— START Provided records —

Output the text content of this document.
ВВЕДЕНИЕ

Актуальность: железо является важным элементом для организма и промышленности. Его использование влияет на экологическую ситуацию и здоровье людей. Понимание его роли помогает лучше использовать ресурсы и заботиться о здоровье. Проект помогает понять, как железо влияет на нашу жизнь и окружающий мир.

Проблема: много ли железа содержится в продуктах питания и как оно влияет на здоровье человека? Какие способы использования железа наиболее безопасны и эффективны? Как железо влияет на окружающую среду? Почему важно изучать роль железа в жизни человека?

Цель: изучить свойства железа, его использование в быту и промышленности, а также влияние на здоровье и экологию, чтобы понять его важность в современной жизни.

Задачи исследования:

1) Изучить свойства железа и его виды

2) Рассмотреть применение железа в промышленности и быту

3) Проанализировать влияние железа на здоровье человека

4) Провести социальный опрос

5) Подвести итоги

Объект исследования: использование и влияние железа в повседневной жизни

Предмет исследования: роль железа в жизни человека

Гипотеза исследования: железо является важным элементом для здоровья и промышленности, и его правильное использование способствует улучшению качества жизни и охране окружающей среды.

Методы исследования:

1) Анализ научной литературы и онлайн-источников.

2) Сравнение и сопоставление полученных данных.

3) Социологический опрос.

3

— END Provided records —

== The task ==
Retype all the material above precisely, with no line left out.

== Response ==
Output the text content of this document.
ВВЕДЕНИЕ

Актуальность: железо является важным элементом для организма и промышленности. Его использование влияет на экологическую ситуацию и здоровье людей. Понимание его роли помогает лучше использовать ресурсы и заботиться о здоровье. Проект помогает понять, как железо влияет на нашу жизнь и окружающий мир.

Проблема: много ли железа содержится в продуктах питания и как оно влияет на здоровье человека? Какие способы использования железа наиболее безопасны и эффективны? Как железо влияет на окружающую среду? Почему важно изучать роль железа в жизни человека?

Цель: изучить свойства железа, его использование в быту и промышленности, а также влияние на здоровье и экологию, чтобы понять его важность в современной жизни.

Задачи исследования:

1) Изучить свойства железа и его виды

2) Рассмотреть применение железа в промышленности и быту

3) Проанализировать влияние железа на здоровье человека

4) Провести социальный опрос

5) Подвести итоги

Объект исследования: использование и влияние железа в повседневной жизни

Предмет исследования: роль железа в жизни человека

Гипотеза исследования: железо является важным элементом для здоровья и промышленности, и его правильное использование способствует улучшению качества жизни и охране окружающей среды.

Методы исследования:

1) Анализ научной литературы и онлайн-источников.

2) Сравнение и сопоставление полученных данных.

3) Социологический опрос.

3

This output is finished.